Быть может, старику придавало уверенности его безупречное происхождение, быть может — уважаемый преклонный возраст, а может быть, я просто не произвела на него особого впечатления. Во всяком случае, он сидел на своем стуле и не обращал на меня ни малейшего внимания. Я собралась с духом и тихо попросила его: «Пожалуйста, уходите». Не глядя на меня, он спросил: «Куда? » — «Домой, конечно», — ответила я. Он обернулся ко мне и заговорил тихо, но с глубоким чувством: «Домой? Я живу в каморке с двумя внуками. У меня только угол с кроватью за бамбуковой занавеской. Когда дети дома, я прихожу сюда отдохнуть. Почему вы меня прогоняете? »

Его слова потрясли и пристыдили меня. Я впервые услышала из первых уст рассказ об ужасных жилищных условиях. Я повернулась и ушла.

Эта чайная, как и чайные всей Сычуани, стояла закрытой пятнадцать лет — до 1981 года, когда ее позволили открыть реформы Дэн Сяопина. В 1985 году я вернулась туда с английским знакомым. Мы сидели под софорой. Подошла старая официантка и традиционным жестом наполнила нам чашки. Вокруг люди играли в шахматы. Это был один из счастливейших моментов моего возвращения на родину.

ЗАДАЧА 1. В записях замените «text box» на «text field» во всем фрагменте от строки с «- puzzle tab: right 02: [205, 400, 267, 458]» до строки с «- body text 02: NON» включительно, больше ничего не меняя. Приведите только эти строки.
Источник и записи взяты из разных мест.

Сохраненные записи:

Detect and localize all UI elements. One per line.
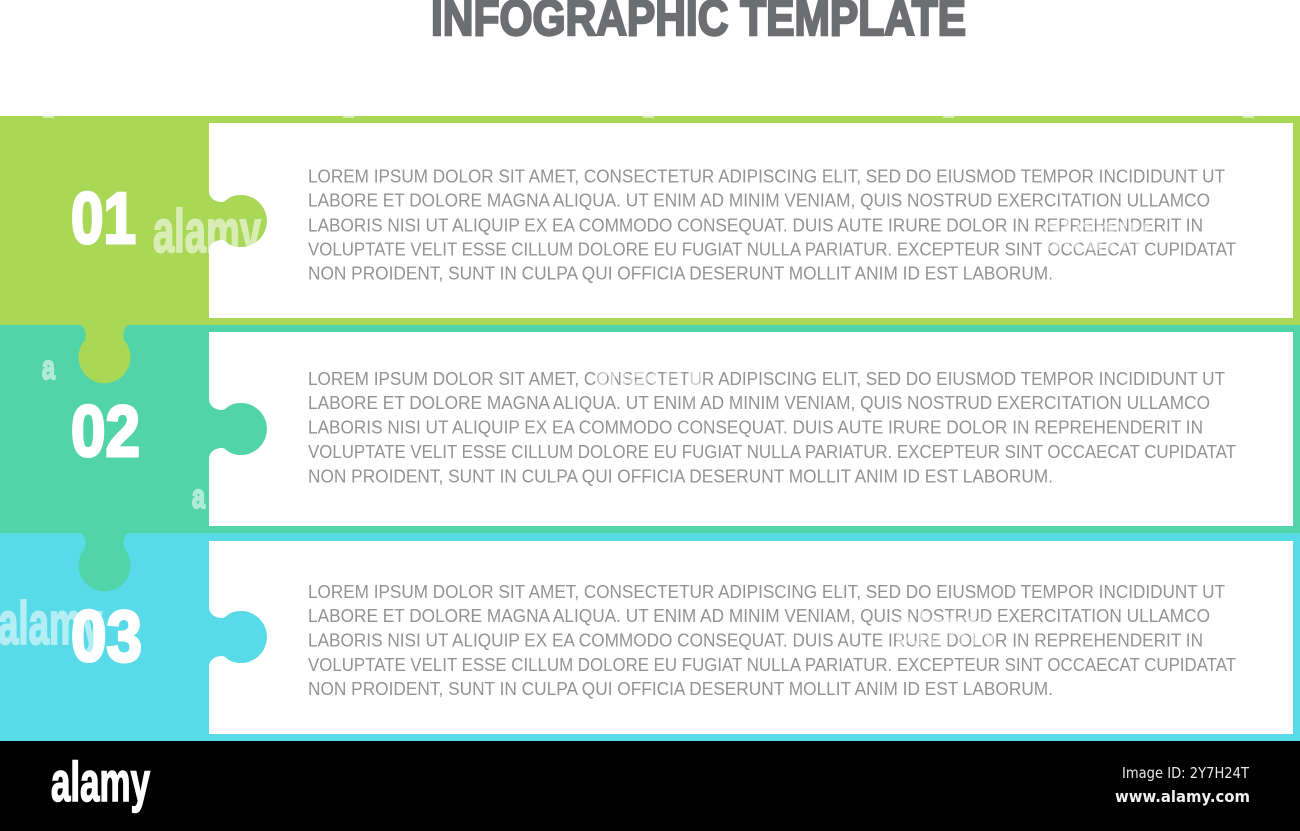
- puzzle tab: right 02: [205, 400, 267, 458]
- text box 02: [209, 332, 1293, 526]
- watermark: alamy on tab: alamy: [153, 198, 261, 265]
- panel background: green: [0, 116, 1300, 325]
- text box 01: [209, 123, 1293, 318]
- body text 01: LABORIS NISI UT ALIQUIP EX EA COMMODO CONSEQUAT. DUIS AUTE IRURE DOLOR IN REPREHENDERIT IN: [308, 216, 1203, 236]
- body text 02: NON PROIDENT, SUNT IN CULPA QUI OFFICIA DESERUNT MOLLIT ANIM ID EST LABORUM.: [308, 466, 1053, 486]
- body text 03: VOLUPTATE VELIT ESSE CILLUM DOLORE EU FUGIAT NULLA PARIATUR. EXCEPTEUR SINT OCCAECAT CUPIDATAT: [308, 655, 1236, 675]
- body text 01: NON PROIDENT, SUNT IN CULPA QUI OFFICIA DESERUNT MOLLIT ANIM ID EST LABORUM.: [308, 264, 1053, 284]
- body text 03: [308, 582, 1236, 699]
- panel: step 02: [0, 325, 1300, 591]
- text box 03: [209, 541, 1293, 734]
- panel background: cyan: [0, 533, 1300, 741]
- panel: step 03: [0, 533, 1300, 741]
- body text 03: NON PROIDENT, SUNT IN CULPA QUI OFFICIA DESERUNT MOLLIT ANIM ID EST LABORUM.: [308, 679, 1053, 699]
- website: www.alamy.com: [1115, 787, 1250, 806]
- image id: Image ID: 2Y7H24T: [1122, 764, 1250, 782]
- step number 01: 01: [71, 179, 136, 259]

ЗАДАЧА 2. До какого года чайные Сычуани стояли закрытыми, согласно источнику?

ОТВЕТ 1.
- puzzle tab: right 02: [205, 400, 267, 458]
- text field 02: [209, 332, 1293, 526]
- watermark: alamy on tab: alamy: [153, 198, 261, 265]
- panel background: green: [0, 116, 1300, 325]
- text field 01: [209, 123, 1293, 318]
- body text 01: LABORIS NISI UT ALIQUIP EX EA COMMODO CONSEQUAT. DUIS AUTE IRURE DOLOR IN REPREHENDERIT IN: [308, 216, 1203, 236]
- body text 02: NON PROIDENT, SUNT IN CULPA QUI OFFICIA DESERUNT MOLLIT ANIM ID EST LABORUM.: [308, 466, 1053, 486]

ОТВЕТ 2. До 1981 года.